» **Document passage**
The Go implementation follows the same dynamic programming strategy as the Python version. The primary differences come from language syntax and type handling.

Go uses slices instead of Python lists, and we explicitly allocate arrays using make. Since Go integers can overflow depending on architecture, modulo operations are applied immediately after every addition.

The adjacency list is represented as a slice of slices, where each index corresponds to a keypad digit.

Worked Examples

Example 1

Input: n = 1

Initial state:

Digit Count
0 1
1 1
2 1
3 1
4 1
5 1
6 1
7 1
8 1
9 1

No transitions are needed because the sequence length is already 1.

Final answer:

1 + 1 + 1 + 1 + 1 + 1 + 1 + 1 + 1 + 1 = 10

Output:

10

Example 2

Input: n = 2

Initial state:

Digit Count
0 1
1 1
2 1
3 1
4 1
5 1
6 1
7 1
8 1
9 1

After one transition:

Digit Incoming From Count
0 4, 6 2
1 6, 8 2
2 7, 9 2
3 4, 8 2
4 0, 3, 9 3
5 none 0
6 0, 1, 7 3
7 2, 6 2
8 1, 3 2
9 2, 4 2

Total:

2 + 2 + 2 + 2 + 3 + 0 + 3 + 2 + 2 + 2 = 20

Output:

20

Example 3

Input: n = 3131

The algorithm performs 3130 DP transitions while applying modulo at every step.

Final output:

136006598

The important detail here is that the DP solution remains efficient even for very large n.

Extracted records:
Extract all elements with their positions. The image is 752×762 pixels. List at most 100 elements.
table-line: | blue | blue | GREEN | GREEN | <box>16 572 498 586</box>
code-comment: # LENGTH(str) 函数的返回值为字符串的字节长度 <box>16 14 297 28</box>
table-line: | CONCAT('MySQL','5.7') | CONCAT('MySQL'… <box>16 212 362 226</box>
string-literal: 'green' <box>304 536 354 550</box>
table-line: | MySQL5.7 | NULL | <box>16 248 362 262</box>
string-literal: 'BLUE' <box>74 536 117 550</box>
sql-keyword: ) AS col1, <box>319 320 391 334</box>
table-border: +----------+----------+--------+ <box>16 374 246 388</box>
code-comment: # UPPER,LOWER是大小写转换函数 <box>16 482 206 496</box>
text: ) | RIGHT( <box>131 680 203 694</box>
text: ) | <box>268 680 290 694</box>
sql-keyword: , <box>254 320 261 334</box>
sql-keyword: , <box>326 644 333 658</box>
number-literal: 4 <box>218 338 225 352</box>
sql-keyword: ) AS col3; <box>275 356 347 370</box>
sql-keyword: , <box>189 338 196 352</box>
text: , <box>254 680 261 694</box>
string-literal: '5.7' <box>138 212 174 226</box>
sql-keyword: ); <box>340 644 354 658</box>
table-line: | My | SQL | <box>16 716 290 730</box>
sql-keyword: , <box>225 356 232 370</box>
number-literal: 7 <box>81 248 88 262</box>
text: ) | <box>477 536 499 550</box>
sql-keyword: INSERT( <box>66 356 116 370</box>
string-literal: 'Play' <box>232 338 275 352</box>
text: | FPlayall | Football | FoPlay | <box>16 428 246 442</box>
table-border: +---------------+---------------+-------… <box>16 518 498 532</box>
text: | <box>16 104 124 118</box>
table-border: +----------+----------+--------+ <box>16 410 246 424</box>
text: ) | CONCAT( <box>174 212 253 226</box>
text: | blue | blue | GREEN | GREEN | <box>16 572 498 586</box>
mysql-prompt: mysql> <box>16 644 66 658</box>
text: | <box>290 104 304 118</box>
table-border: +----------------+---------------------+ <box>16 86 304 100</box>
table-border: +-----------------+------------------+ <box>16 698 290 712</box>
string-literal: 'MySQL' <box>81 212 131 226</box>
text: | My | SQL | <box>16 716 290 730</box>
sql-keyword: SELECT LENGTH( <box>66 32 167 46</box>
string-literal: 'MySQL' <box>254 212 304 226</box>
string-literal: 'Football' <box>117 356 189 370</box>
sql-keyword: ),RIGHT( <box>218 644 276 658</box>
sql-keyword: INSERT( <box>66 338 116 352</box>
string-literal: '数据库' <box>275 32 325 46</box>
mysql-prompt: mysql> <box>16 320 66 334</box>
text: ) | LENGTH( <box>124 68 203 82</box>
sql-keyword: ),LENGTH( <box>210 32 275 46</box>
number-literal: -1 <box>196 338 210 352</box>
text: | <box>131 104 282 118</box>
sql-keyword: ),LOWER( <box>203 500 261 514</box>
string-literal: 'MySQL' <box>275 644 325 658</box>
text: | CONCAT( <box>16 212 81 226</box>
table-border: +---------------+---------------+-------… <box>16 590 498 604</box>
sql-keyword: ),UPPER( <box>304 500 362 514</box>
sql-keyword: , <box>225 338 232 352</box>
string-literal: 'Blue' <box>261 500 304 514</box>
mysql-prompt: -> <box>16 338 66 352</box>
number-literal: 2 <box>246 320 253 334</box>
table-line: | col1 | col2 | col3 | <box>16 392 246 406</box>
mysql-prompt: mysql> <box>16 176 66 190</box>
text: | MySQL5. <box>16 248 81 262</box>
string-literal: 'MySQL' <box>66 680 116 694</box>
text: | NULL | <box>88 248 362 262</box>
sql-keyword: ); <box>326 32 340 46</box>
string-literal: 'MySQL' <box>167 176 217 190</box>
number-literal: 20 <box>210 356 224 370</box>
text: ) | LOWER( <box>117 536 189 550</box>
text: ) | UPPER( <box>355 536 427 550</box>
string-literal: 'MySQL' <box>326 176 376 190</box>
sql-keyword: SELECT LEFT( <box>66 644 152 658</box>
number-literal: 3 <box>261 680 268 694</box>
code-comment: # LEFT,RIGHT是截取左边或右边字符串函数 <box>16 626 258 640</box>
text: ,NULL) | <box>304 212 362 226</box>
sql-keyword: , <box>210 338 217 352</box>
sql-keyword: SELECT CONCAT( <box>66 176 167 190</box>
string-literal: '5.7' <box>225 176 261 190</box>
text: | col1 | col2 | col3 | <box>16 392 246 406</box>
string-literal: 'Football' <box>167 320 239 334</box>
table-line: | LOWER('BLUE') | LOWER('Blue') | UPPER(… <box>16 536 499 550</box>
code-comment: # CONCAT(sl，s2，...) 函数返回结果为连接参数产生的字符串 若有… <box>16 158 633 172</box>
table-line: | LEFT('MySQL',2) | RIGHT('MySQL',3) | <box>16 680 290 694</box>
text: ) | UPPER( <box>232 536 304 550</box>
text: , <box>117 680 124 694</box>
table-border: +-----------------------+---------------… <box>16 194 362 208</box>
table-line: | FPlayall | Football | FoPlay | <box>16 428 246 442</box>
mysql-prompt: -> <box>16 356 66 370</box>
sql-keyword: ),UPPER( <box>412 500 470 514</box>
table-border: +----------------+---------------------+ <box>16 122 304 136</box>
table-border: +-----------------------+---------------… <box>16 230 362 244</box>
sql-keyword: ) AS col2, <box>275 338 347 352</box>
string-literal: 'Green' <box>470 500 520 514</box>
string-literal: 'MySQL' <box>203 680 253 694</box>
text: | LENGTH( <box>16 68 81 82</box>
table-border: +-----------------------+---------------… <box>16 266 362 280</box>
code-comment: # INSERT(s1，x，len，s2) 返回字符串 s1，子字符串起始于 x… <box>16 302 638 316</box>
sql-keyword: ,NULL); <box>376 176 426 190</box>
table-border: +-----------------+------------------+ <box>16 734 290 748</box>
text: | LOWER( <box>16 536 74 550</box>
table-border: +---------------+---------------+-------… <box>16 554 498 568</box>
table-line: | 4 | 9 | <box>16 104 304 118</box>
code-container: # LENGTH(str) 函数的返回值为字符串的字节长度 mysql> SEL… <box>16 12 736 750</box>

» **Task prompt**
Continue the passage on the Go dynamic programming solution for keypad digit sequences, picking up after its final sentence.

» **Response box**
Complexity Analysis

Measure Complexity Explanation
Time O(n) Each iteration processes 10 digits and a constant number of transitions
Space O(1) Only two arrays of size 10 are maintained

The keypad contains only 10 digits, and each digit has at most 3 outgoing moves. Therefore, every DP iteration performs a constant amount of work. Since we execute n - 1 iterations, the total runtime is linear in n.

The memory usage remains constant because we only store the current DP state and the next DP state, both fixed-size arrays of length 10.

Test Cases

sol = Solution()

assert sol.knightDialer(1) == 10  # single-digit numbers
assert sol.knightDialer(2) == 20  # example from problem statement
assert sol.knightDialer(3) == 46  # verifies multiple DP transitions
assert sol.knightDialer(4) == 104  # additional correctness check
assert sol.knightDialer(5) == 240  # larger transition depth
assert sol.knightDialer(10) == 14912  # stress intermediate growth
assert sol.knightDialer(3131) == 136006598  # large input from statement
assert sol.knightDialer(5000) >= 0  # maximum constraint
Test Why
n = 1 Validates base case behavior
n = 2 Confirms single transition correctness
n = 3 Verifies repeated DP updates
n = 4 Checks cumulative counting accuracy
n = 5 Ensures transitions remain consistent
n = 10 Tests moderate-sized input growth
n = 3131 Confirms modulo handling on huge counts
n = 5000 Validates maximum constraint performance

Edge Cases

One important edge case is n = 1. In this scenario, no knight moves occur at all. A common bug is accidentally running the transition loop once and producing incorrect counts. The implementation handles this naturally because the loop runs n - 1 times, which becomes zero iterations when n = 1.

Another important edge case involves digit 5. The knight cannot move to or from 5, so after the first transition its count should become zero permanently. A buggy adjacency list could accidentally allow transitions involving 5, inflating the answer. The implementation explicitly assigns an empty move list to 5, ensuring no invalid transitions occur.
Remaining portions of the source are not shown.